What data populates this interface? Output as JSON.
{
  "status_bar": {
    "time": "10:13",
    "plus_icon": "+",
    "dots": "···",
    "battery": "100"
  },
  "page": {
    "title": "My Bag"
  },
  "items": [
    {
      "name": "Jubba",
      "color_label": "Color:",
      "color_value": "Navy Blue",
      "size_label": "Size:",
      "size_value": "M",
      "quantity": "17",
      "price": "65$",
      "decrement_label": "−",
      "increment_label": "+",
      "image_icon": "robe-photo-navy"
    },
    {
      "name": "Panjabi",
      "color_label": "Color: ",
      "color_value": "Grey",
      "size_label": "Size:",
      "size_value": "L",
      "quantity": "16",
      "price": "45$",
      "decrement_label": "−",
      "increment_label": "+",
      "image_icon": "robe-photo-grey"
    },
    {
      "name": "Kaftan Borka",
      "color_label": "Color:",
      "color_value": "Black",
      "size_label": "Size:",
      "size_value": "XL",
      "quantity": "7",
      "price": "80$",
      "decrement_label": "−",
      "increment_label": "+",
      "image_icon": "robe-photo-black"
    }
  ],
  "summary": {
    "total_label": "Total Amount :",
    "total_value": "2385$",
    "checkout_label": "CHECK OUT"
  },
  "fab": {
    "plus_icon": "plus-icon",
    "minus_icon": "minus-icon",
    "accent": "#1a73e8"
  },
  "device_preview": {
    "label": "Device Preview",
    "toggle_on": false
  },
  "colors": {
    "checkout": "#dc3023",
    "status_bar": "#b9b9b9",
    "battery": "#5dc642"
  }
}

§

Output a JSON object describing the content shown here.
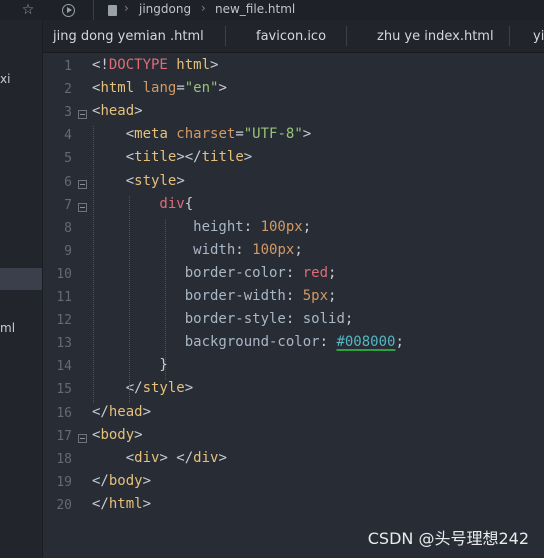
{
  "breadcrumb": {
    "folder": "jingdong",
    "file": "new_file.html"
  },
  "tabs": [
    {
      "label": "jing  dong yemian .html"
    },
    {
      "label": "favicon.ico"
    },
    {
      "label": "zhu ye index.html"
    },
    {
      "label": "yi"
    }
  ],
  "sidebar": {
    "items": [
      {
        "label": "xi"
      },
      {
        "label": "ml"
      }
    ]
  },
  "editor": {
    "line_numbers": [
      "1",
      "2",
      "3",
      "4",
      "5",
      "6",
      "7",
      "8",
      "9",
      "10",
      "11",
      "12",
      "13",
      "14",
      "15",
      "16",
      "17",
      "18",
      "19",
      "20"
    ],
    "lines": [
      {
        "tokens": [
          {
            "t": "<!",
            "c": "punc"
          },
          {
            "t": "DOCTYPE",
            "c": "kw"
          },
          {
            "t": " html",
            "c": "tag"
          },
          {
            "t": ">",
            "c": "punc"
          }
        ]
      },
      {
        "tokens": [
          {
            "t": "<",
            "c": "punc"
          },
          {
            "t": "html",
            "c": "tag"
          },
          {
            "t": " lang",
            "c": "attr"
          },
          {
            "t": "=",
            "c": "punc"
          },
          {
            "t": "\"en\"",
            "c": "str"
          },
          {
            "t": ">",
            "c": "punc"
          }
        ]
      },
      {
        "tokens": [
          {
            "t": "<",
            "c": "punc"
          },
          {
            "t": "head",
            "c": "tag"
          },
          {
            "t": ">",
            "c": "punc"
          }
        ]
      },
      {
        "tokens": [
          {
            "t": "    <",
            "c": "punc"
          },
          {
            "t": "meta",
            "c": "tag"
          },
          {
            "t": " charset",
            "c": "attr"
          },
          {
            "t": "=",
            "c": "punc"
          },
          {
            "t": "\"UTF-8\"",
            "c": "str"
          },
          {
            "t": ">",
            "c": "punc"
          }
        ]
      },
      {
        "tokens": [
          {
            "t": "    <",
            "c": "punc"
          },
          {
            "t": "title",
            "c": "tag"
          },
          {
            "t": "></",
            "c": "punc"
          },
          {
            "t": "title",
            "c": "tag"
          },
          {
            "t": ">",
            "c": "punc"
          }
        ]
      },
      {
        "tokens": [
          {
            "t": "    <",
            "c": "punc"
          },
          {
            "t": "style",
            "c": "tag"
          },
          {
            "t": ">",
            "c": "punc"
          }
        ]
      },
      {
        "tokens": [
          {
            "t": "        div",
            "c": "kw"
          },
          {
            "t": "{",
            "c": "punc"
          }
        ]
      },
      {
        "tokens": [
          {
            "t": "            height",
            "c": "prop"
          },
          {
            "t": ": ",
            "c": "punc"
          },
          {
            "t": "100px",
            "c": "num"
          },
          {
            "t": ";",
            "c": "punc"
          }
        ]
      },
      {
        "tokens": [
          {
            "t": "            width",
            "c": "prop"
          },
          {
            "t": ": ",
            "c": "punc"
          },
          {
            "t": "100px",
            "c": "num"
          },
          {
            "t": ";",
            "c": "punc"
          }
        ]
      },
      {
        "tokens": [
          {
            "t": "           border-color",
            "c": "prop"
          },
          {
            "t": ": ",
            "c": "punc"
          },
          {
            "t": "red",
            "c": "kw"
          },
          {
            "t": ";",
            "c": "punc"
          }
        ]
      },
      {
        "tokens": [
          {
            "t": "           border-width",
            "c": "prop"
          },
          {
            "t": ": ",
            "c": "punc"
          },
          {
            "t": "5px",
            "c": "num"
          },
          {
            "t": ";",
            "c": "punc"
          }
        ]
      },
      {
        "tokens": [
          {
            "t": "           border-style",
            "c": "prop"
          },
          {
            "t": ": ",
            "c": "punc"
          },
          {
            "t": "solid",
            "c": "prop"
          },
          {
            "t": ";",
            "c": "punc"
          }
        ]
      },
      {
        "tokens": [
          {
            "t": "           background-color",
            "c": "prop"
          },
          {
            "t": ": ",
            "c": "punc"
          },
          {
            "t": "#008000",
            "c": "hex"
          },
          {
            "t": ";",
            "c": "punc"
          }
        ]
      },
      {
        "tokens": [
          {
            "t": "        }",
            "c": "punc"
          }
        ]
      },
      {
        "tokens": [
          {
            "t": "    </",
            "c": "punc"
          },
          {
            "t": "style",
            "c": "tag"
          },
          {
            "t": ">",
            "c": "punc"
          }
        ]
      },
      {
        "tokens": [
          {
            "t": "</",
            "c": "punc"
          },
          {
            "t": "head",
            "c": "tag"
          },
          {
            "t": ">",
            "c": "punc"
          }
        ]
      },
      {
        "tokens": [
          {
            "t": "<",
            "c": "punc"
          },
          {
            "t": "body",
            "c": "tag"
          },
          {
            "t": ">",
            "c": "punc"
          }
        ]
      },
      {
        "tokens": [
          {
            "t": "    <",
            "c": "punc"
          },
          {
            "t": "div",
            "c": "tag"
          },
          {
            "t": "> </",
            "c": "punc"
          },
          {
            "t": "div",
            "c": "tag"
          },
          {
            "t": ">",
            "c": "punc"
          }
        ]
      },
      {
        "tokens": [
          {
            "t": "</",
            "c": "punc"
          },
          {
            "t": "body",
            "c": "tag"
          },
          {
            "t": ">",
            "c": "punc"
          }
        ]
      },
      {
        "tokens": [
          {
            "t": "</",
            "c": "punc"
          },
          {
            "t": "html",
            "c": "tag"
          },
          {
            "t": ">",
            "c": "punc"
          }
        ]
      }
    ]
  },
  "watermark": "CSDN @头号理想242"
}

§

Check the data for the word "name" and pull out the lines that have it.

      "name": "Jubba",
      "name": "Panjabi",
      "name": "Kaftan Borka",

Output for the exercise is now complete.